**Written exercise**
Check every line below for the word "apps" and show those that hold it.

☆ ☆ ☆ ☆

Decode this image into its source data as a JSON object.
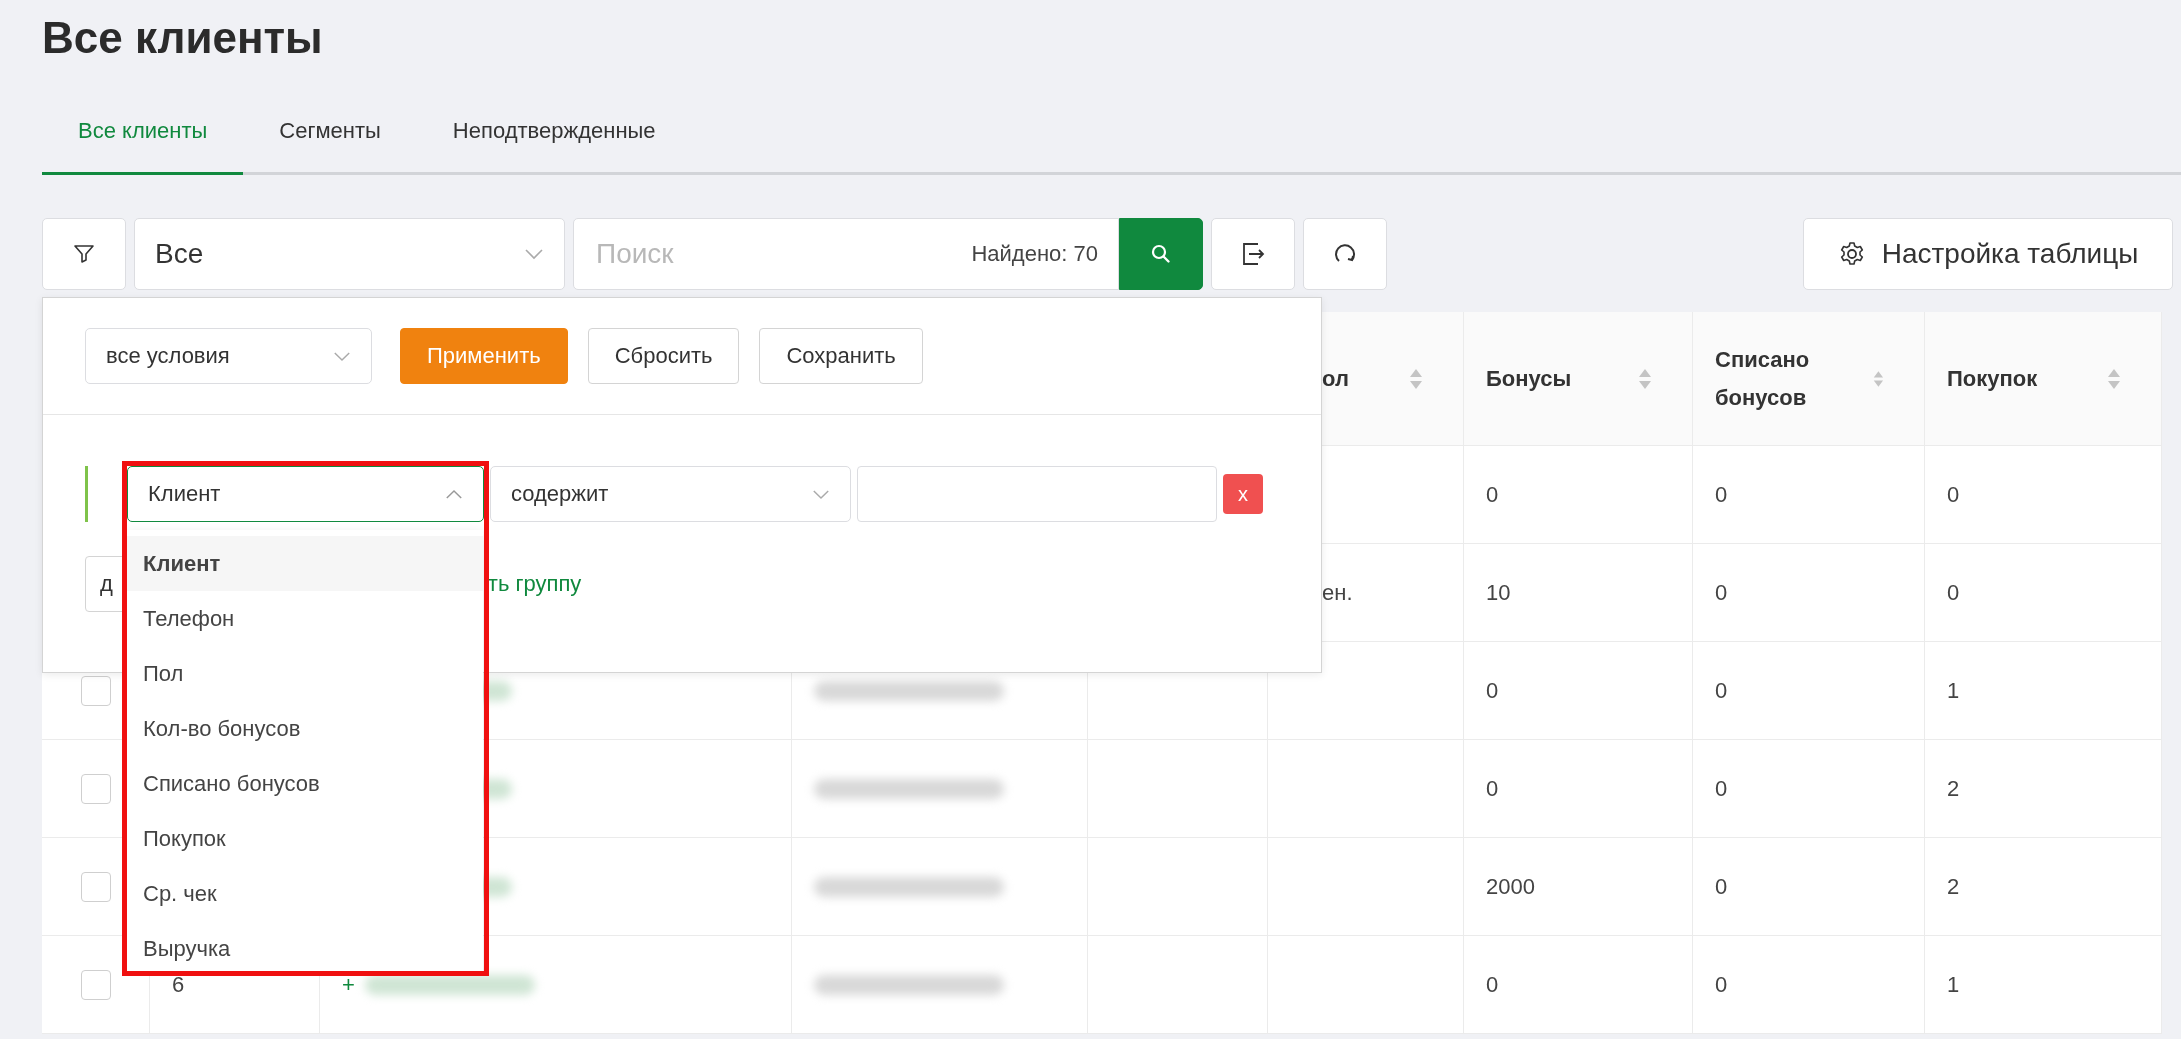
{
  "title": "Все клиенты",
  "tabs": [
    {
      "label": "Все клиенты",
      "selected": true
    },
    {
      "label": "Сегменты",
      "selected": false
    },
    {
      "label": "Неподтвержденные",
      "selected": false
    }
  ],
  "toolbar": {
    "segment_select": "Все",
    "search": {
      "placeholder": "Поиск"
    },
    "found": "Найдено: 70",
    "settings_button": "Настройка таблицы"
  },
  "table": {
    "columns": [
      {
        "label": "ол",
        "sortable": true
      },
      {
        "label": "Бонусы",
        "sortable": true
      },
      {
        "label": "Списано бонусов",
        "sortable": true
      },
      {
        "label": "Покупок",
        "sortable": true
      }
    ],
    "rows": [
      {
        "bonuses": "0",
        "written_off": "0",
        "purchases": "0"
      },
      {
        "gender": "ен.",
        "bonuses": "10",
        "written_off": "0",
        "purchases": "0"
      },
      {
        "checked": false,
        "blurred": true,
        "bonuses": "0",
        "written_off": "0",
        "purchases": "1"
      },
      {
        "checked": false,
        "blurred": true,
        "bonuses": "0",
        "written_off": "0",
        "purchases": "2"
      },
      {
        "checked": false,
        "blurred": true,
        "bonuses": "2000",
        "written_off": "0",
        "purchases": "2"
      },
      {
        "checked": false,
        "blurred": true,
        "number": "6",
        "phone_prefix": "+",
        "bonuses": "0",
        "written_off": "0",
        "purchases": "1"
      }
    ]
  },
  "filter_panel": {
    "match_select": "все условия",
    "buttons": [
      {
        "label": "Применить",
        "kind": "primary"
      },
      {
        "label": "Сбросить",
        "kind": "default"
      },
      {
        "label": "Сохранить",
        "kind": "default"
      }
    ],
    "condition": {
      "field": "Клиент",
      "expanded": true,
      "operator": "содержит",
      "remove": "x"
    },
    "add_condition_button": "д",
    "add_group_link": "ть группу",
    "field_options": [
      {
        "label": "Клиент",
        "selected": true
      },
      {
        "label": "Телефон",
        "selected": false
      },
      {
        "label": "Пол",
        "selected": false
      },
      {
        "label": "Кол-во бонусов",
        "selected": false
      },
      {
        "label": "Списано бонусов",
        "selected": false
      },
      {
        "label": "Покупок",
        "selected": false
      },
      {
        "label": "Ср. чек",
        "selected": false
      },
      {
        "label": "Выручка",
        "selected": false
      }
    ]
  }
}
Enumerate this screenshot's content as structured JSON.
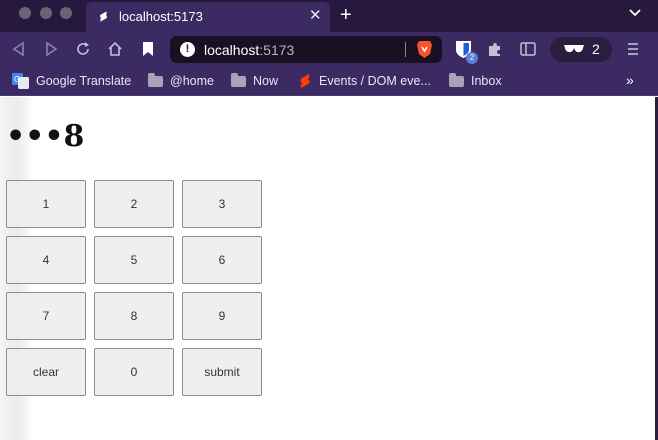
{
  "browser": {
    "tab": {
      "title": "localhost:5173",
      "close": "✕"
    },
    "new_tab": "+",
    "url": {
      "host": "localhost",
      "port": ":5173"
    },
    "extensions_badge": "2",
    "wallet_count": "2"
  },
  "bookmarks": [
    {
      "label": "Google Translate",
      "icon": "google-translate-icon"
    },
    {
      "label": "@home",
      "icon": "folder-icon"
    },
    {
      "label": "Now",
      "icon": "folder-icon"
    },
    {
      "label": "Events / DOM eve...",
      "icon": "svelte-icon"
    },
    {
      "label": "Inbox",
      "icon": "folder-icon"
    }
  ],
  "bookmarks_more": "»",
  "app": {
    "pin_display": "•••8",
    "keys": [
      "1",
      "2",
      "3",
      "4",
      "5",
      "6",
      "7",
      "8",
      "9",
      "clear",
      "0",
      "submit"
    ]
  },
  "colors": {
    "tab_strip": "#27193d",
    "toolbar": "#3c2a62",
    "key_background": "#efefef"
  }
}
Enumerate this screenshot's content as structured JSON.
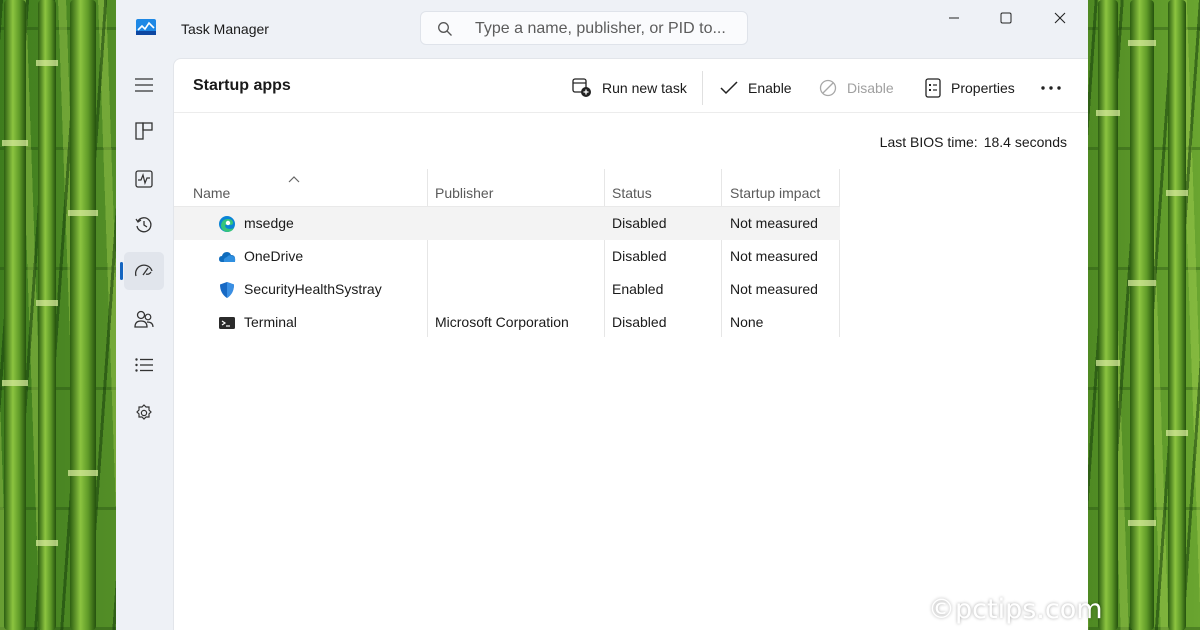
{
  "app": {
    "title": "Task Manager",
    "search_placeholder": "Type a name, publisher, or PID to..."
  },
  "nav": {
    "items": [
      {
        "icon": "hamburger-menu-icon"
      },
      {
        "icon": "processes-icon"
      },
      {
        "icon": "performance-icon"
      },
      {
        "icon": "app-history-icon"
      },
      {
        "icon": "startup-apps-icon",
        "active": true
      },
      {
        "icon": "users-icon"
      },
      {
        "icon": "details-icon"
      },
      {
        "icon": "services-icon"
      }
    ]
  },
  "page": {
    "title": "Startup apps",
    "bios_label": "Last BIOS time:",
    "bios_value": "18.4 seconds"
  },
  "toolbar": {
    "run_new_task": "Run new task",
    "enable": "Enable",
    "disable": "Disable",
    "properties": "Properties"
  },
  "table": {
    "columns": [
      "Name",
      "Publisher",
      "Status",
      "Startup impact"
    ],
    "rows": [
      {
        "name": "msedge",
        "publisher": "",
        "status": "Disabled",
        "impact": "Not measured",
        "icon": "edge-icon"
      },
      {
        "name": "OneDrive",
        "publisher": "",
        "status": "Disabled",
        "impact": "Not measured",
        "icon": "onedrive-icon"
      },
      {
        "name": "SecurityHealthSystray",
        "publisher": "",
        "status": "Enabled",
        "impact": "Not measured",
        "icon": "windows-security-icon"
      },
      {
        "name": "Terminal",
        "publisher": "Microsoft Corporation",
        "status": "Disabled",
        "impact": "None",
        "icon": "terminal-icon"
      }
    ]
  },
  "watermark": "©pctips.com",
  "colors": {
    "accent": "#1565c0",
    "window_bg": "#eef1f6",
    "content_bg": "#ffffff"
  }
}
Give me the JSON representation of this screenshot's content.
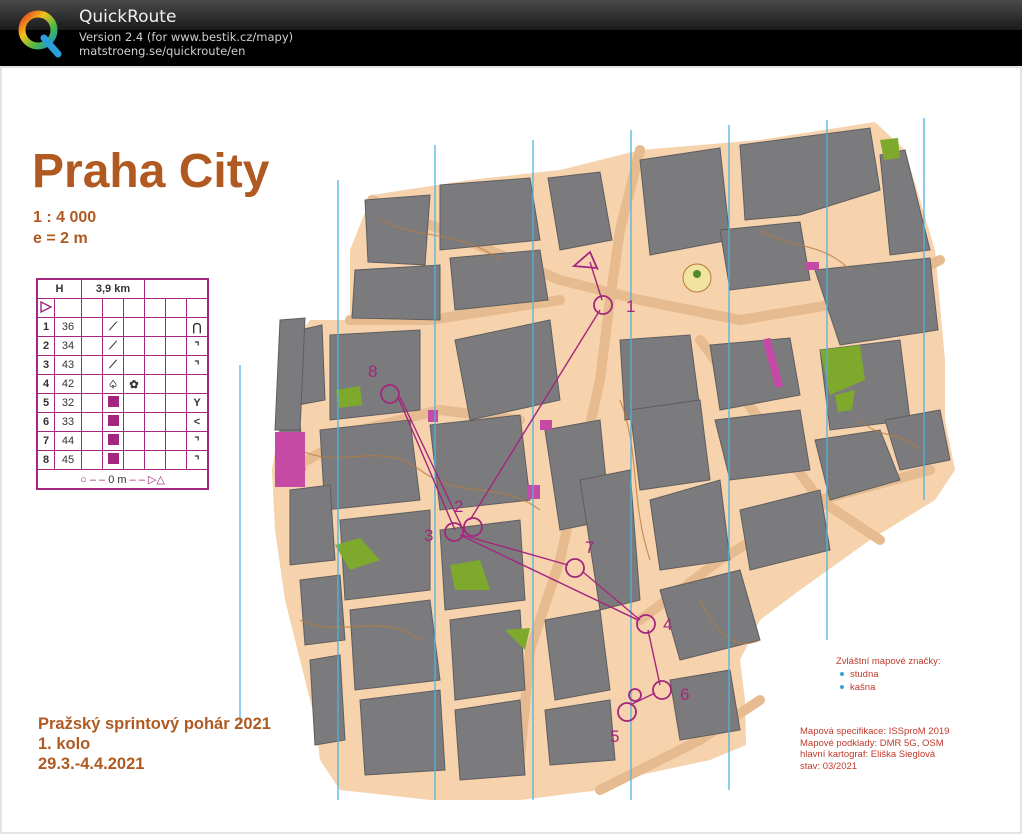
{
  "app": {
    "title": "QuickRoute",
    "version_line": "Version 2.4  (for www.bestik.cz/mapy)",
    "url": "matstroeng.se/quickroute/en"
  },
  "map": {
    "title": "Praha City",
    "scale": "1 : 4 000",
    "equidistance": "e = 2 m",
    "event_name": "Pražský sprintový pohár 2021",
    "event_round": "1. kolo",
    "event_dates": "29.3.-4.4.2021",
    "special_symbols_title": "Zvláštní mapové značky:",
    "special_symbols": [
      "studna",
      "kašna"
    ],
    "credits": [
      "Mapová specifikace: ISSproM 2019",
      "Mapové podklady: DMR 5G, OSM",
      "hlavní kartograf: Eliška Sieglová",
      "stav: 03/2021"
    ]
  },
  "control_descriptions": {
    "header_class": "H",
    "header_length": "3,9 km",
    "rows": [
      {
        "n": "1",
        "code": "36"
      },
      {
        "n": "2",
        "code": "34"
      },
      {
        "n": "3",
        "code": "43"
      },
      {
        "n": "4",
        "code": "42"
      },
      {
        "n": "5",
        "code": "32"
      },
      {
        "n": "6",
        "code": "33"
      },
      {
        "n": "7",
        "code": "44"
      },
      {
        "n": "8",
        "code": "45"
      }
    ],
    "finish_text": "0 m"
  },
  "controls": [
    {
      "label": "1"
    },
    {
      "label": "2"
    },
    {
      "label": "3"
    },
    {
      "label": "4"
    },
    {
      "label": "5"
    },
    {
      "label": "6"
    },
    {
      "label": "7"
    },
    {
      "label": "8"
    }
  ],
  "colors": {
    "building": "#7b7b7d",
    "paved": "#f6d2ad",
    "road": "#e7bb90",
    "course": "#a4267e",
    "contour": "#b87a3c",
    "north_lines": "#4fb3e0",
    "green": "#7ea92c",
    "title": "#b05a22"
  }
}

☆ ☆ ☆ ☆

**Reply to the exercise**
        "icon": "startup-apps-icon",
    "title": "Startup apps",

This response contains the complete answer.